╭─ DATA LISTING

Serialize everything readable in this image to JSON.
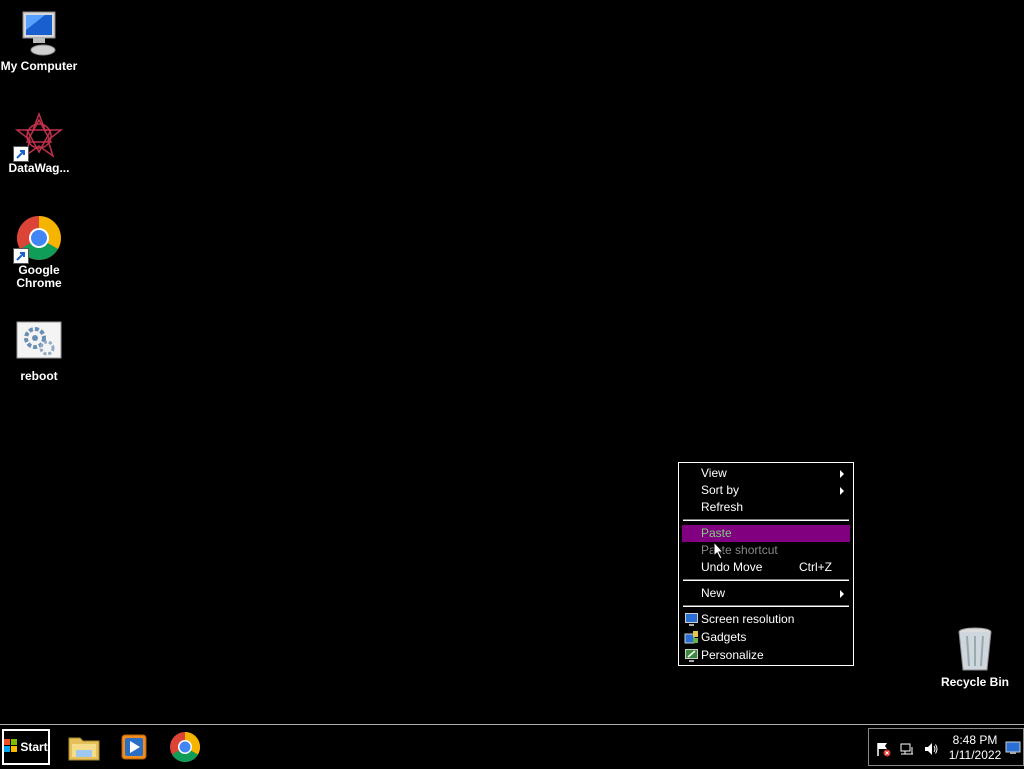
{
  "desktop": {
    "icons": [
      {
        "label": "My Computer"
      },
      {
        "label": "DataWag..."
      },
      {
        "label": "Google\nChrome"
      },
      {
        "label": "reboot"
      },
      {
        "label": "Recycle Bin"
      }
    ]
  },
  "context_menu": {
    "items": [
      {
        "label": "View",
        "submenu": true
      },
      {
        "label": "Sort by",
        "submenu": true
      },
      {
        "label": "Refresh"
      },
      {
        "label": "Paste",
        "highlighted": true
      },
      {
        "label": "Paste shortcut",
        "state": "disabled"
      },
      {
        "label": "Undo Move",
        "accelerator": "Ctrl+Z"
      },
      {
        "label": "New",
        "submenu": true
      },
      {
        "label": "Screen resolution",
        "icon": "screen-resolution-icon"
      },
      {
        "label": "Gadgets",
        "icon": "gadgets-icon"
      },
      {
        "label": "Personalize",
        "icon": "personalize-icon"
      }
    ],
    "highlight_color": "#800080"
  },
  "taskbar": {
    "start_label": "Start",
    "apps": [
      "file-explorer-icon",
      "media-player-icon",
      "chrome-icon"
    ],
    "clock": {
      "time": "8:48 PM",
      "date": "1/11/2022"
    }
  }
}
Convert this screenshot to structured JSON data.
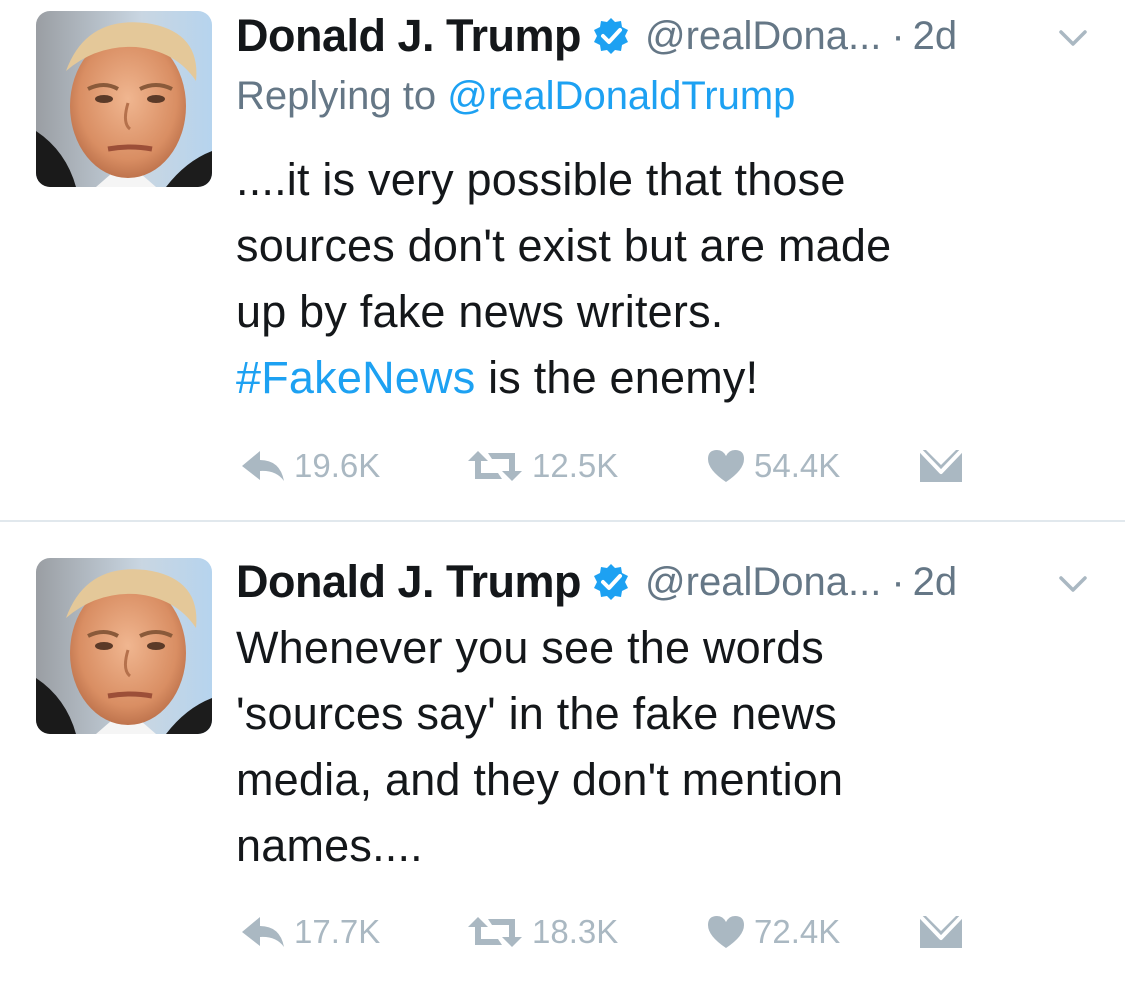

╰─

(GIVEN REQUEST):
Without the images, write out each line of the data verbatim.

(TASK OUTPUT):
Serialize everything readable in this image to JSON.
{
  "desktop": {
    "icons": [
      {
        "label": "My Computer"
      },
      {
        "label": "DataWag..."
      },
      {
        "label": "Google\nChrome"
      },
      {
        "label": "reboot"
      },
      {
        "label": "Recycle Bin"
      }
    ]
  },
  "context_menu": {
    "items": [
      {
        "label": "View",
        "submenu": true
      },
      {
        "label": "Sort by",
        "submenu": true
      },
      {
        "label": "Refresh"
      },
      {
        "label": "Paste",
        "highlighted": true
      },
      {
        "label": "Paste shortcut",
        "state": "disabled"
      },
      {
        "label": "Undo Move",
        "accelerator": "Ctrl+Z"
      },
      {
        "label": "New",
        "submenu": true
      },
      {
        "label": "Screen resolution",
        "icon": "screen-resolution-icon"
      },
      {
        "label": "Gadgets",
        "icon": "gadgets-icon"
      },
      {
        "label": "Personalize",
        "icon": "personalize-icon"
      }
    ],
    "highlight_color": "#800080"
  },
  "taskbar": {
    "start_label": "Start",
    "apps": [
      "file-explorer-icon",
      "media-player-icon",
      "chrome-icon"
    ],
    "clock": {
      "time": "8:48 PM",
      "date": "1/11/2022"
    }
  }
}
Convert this screenshot to structured JSON data.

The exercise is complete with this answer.